**WHAT TO DO**
Pull every line that holds the word "author" from the entries.

**ROWS**
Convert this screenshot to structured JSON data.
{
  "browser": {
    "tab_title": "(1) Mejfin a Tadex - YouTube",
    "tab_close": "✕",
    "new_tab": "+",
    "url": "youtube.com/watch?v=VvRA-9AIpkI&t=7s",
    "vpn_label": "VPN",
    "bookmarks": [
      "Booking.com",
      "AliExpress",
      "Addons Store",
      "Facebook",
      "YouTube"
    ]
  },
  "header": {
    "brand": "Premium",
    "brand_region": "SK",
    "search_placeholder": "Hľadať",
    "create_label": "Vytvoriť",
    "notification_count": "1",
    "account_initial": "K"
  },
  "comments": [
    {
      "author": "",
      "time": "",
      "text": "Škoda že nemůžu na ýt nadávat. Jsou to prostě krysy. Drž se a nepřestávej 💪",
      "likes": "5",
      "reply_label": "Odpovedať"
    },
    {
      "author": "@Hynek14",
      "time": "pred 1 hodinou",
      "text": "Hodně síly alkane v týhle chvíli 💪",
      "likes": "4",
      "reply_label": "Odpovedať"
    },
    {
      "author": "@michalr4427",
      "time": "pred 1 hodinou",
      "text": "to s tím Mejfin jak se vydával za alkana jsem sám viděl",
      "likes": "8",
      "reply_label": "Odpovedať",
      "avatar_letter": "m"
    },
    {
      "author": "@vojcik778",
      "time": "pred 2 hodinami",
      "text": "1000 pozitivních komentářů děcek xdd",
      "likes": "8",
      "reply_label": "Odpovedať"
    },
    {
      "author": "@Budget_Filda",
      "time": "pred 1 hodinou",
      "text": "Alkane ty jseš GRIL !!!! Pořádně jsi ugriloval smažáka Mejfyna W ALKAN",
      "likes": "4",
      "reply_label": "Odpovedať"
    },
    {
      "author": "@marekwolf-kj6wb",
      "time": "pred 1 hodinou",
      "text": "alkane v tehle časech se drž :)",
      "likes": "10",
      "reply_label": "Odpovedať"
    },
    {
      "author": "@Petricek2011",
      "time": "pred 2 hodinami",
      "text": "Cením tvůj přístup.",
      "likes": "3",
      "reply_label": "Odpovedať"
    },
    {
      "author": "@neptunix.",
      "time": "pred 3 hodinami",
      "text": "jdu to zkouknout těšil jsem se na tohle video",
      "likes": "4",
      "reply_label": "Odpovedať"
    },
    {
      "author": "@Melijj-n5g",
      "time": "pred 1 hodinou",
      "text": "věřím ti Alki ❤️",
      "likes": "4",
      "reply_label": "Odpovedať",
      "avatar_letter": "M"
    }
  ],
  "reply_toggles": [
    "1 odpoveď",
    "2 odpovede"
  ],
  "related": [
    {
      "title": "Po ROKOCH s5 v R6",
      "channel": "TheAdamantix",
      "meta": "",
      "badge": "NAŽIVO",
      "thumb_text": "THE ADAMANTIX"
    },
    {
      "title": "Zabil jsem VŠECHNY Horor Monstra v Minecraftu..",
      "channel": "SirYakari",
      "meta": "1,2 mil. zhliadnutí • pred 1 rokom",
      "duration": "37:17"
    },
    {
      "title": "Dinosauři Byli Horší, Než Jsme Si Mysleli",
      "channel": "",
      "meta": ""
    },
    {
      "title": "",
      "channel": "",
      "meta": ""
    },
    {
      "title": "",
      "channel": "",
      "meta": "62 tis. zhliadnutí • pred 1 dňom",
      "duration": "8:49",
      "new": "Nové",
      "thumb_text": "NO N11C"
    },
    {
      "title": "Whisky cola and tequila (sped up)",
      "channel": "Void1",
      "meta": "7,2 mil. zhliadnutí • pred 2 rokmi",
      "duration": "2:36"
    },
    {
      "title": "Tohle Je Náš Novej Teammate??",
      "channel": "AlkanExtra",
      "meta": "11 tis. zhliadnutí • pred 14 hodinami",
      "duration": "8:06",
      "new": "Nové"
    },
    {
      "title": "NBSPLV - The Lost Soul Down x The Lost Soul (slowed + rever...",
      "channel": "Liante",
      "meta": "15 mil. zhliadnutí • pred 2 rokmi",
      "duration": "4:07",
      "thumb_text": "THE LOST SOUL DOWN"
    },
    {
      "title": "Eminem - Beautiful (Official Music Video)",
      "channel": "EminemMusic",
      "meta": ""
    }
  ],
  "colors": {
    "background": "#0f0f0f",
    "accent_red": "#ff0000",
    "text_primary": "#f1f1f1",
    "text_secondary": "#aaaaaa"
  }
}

**FINAL RESULT**
      "author": "",
      "author": "@Hynek14",
      "author": "@michalr4427",
      "author": "@vojcik778",
      "author": "@Budget_Filda",
      "author": "@marekwolf-kj6wb",
      "author": "@Petricek2011",
      "author": "@neptunix.",
      "author": "@Melijj-n5g",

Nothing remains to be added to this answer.